(Entries taken from a collection)
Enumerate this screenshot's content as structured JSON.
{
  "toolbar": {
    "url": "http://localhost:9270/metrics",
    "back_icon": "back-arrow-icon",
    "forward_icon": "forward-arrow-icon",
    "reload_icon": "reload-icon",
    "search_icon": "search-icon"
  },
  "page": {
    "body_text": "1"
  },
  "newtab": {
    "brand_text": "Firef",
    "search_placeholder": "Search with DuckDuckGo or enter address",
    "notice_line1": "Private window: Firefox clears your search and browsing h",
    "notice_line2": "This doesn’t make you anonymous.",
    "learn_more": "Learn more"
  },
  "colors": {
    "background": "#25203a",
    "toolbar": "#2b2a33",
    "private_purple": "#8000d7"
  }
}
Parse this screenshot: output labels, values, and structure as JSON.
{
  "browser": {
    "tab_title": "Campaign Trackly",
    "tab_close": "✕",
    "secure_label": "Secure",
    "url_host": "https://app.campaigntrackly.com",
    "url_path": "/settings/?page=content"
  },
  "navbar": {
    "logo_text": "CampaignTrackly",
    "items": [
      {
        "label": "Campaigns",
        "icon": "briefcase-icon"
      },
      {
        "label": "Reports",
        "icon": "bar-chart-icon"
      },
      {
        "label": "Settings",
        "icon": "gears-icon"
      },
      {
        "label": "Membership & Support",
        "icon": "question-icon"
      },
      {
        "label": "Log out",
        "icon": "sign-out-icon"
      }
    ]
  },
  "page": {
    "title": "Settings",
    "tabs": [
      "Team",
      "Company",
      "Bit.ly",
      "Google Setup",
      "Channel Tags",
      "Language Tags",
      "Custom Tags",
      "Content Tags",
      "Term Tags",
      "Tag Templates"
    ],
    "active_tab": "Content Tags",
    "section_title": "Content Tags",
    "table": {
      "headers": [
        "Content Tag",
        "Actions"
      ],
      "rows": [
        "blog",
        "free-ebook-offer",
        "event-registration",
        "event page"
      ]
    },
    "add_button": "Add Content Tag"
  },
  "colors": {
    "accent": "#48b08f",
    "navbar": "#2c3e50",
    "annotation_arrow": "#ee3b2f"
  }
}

- DIRECTION -
Write the entries again, exactly as they stand.

- EXPECTED ANSWER -
Enumerate this screenshot's content as structured JSON.
{
  "toolbar": {
    "url": "http://localhost:9270/metrics",
    "back_icon": "back-arrow-icon",
    "forward_icon": "forward-arrow-icon",
    "reload_icon": "reload-icon",
    "search_icon": "search-icon"
  },
  "page": {
    "body_text": "1"
  },
  "newtab": {
    "brand_text": "Firef",
    "search_placeholder": "Search with DuckDuckGo or enter address",
    "notice_line1": "Private window: Firefox clears your search and browsing h",
    "notice_line2": "This doesn’t make you anonymous.",
    "learn_more": "Learn more"
  },
  "colors": {
    "background": "#25203a",
    "toolbar": "#2b2a33",
    "private_purple": "#8000d7"
  }
}
Parse this screenshot: output labels, values, and structure as JSON.
{
  "browser": {
    "tab_title": "Campaign Trackly",
    "tab_close": "✕",
    "secure_label": "Secure",
    "url_host": "https://app.campaigntrackly.com",
    "url_path": "/settings/?page=content"
  },
  "navbar": {
    "logo_text": "CampaignTrackly",
    "items": [
      {
        "label": "Campaigns",
        "icon": "briefcase-icon"
      },
      {
        "label": "Reports",
        "icon": "bar-chart-icon"
      },
      {
        "label": "Settings",
        "icon": "gears-icon"
      },
      {
        "label": "Membership & Support",
        "icon": "question-icon"
      },
      {
        "label": "Log out",
        "icon": "sign-out-icon"
      }
    ]
  },
  "page": {
    "title": "Settings",
    "tabs": [
      "Team",
      "Company",
      "Bit.ly",
      "Google Setup",
      "Channel Tags",
      "Language Tags",
      "Custom Tags",
      "Content Tags",
      "Term Tags",
      "Tag Templates"
    ],
    "active_tab": "Content Tags",
    "section_title": "Content Tags",
    "table": {
      "headers": [
        "Content Tag",
        "Actions"
      ],
      "rows": [
        "blog",
        "free-ebook-offer",
        "event-registration",
        "event page"
      ]
    },
    "add_button": "Add Content Tag"
  },
  "colors": {
    "accent": "#48b08f",
    "navbar": "#2c3e50",
    "annotation_arrow": "#ee3b2f"
  }
}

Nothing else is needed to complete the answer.